→ Task to complete
Gather up the lines with the word "metílicos" in them.

[Data tied to figure images]
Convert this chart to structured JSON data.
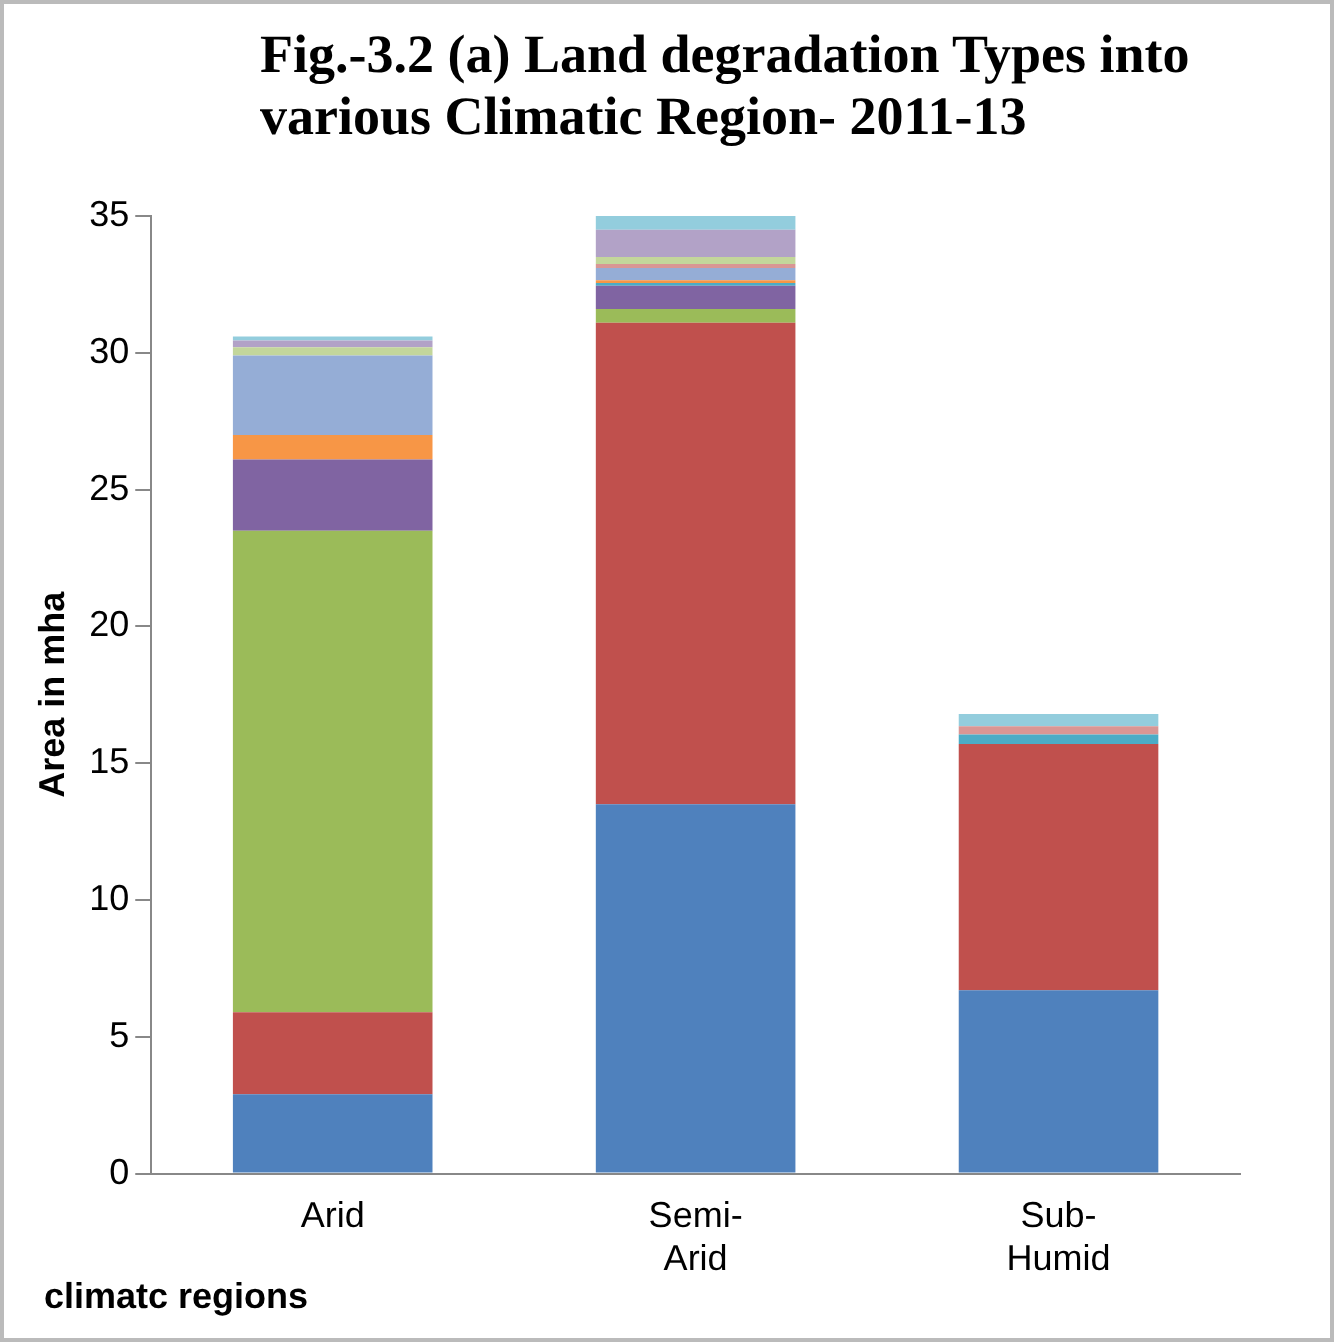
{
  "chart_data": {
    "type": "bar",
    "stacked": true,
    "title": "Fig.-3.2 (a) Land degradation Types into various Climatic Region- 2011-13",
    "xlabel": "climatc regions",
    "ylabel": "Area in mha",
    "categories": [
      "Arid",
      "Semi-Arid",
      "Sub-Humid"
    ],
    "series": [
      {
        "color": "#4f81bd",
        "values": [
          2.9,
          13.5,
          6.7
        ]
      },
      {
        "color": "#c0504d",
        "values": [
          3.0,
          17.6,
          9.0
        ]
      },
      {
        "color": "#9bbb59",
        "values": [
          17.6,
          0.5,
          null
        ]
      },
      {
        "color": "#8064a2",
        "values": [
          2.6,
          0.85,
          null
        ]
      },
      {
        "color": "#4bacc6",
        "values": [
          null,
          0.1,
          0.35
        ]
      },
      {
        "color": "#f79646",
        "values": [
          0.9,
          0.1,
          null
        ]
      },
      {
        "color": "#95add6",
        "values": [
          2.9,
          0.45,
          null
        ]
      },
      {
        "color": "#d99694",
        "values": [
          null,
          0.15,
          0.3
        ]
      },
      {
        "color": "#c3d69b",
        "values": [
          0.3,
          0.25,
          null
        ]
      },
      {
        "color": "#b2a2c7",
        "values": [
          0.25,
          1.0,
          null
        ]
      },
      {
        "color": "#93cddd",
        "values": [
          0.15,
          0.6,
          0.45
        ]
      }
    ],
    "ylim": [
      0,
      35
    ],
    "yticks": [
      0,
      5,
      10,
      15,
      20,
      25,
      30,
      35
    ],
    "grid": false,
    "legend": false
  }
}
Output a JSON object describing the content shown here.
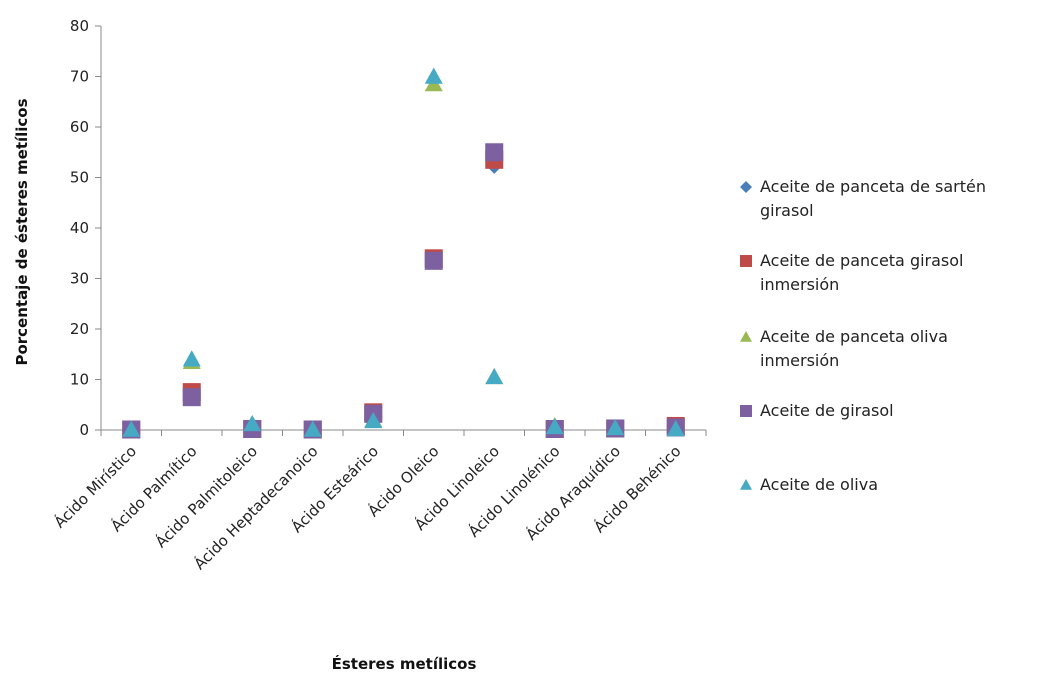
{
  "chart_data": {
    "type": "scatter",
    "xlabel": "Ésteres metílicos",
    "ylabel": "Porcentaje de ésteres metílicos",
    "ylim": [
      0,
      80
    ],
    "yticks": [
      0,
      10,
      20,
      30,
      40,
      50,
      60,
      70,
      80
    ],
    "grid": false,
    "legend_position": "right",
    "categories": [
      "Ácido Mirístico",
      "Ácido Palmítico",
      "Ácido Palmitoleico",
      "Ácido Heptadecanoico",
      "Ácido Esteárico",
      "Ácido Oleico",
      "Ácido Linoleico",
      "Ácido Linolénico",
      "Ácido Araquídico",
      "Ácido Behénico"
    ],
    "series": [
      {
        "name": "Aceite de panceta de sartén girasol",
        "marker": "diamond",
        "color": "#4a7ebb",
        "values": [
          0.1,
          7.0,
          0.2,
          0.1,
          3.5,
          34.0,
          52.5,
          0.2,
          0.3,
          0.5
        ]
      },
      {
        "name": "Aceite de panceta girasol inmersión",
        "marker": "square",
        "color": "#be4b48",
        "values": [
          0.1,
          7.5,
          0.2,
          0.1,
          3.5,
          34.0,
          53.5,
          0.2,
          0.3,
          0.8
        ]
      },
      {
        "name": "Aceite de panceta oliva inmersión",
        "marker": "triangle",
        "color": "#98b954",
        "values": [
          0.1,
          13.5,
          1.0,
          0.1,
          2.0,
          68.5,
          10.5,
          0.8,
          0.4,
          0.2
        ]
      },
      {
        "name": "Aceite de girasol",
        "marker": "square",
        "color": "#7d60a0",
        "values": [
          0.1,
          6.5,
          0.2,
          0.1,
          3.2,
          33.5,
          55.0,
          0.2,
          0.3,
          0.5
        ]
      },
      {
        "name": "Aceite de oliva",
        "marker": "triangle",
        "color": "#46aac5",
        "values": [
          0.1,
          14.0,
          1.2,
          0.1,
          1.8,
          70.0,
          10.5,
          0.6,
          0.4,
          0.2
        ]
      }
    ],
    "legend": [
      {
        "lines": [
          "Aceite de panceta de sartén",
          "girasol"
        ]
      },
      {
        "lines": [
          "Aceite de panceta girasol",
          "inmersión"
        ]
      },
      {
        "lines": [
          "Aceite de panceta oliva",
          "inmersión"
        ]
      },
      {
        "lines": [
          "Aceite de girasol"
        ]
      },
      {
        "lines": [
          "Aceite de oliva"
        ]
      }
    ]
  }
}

→ Solution for this problem
    "xlabel": "Ésteres metílicos",
    "ylabel": "Porcentaje de ésteres metílicos",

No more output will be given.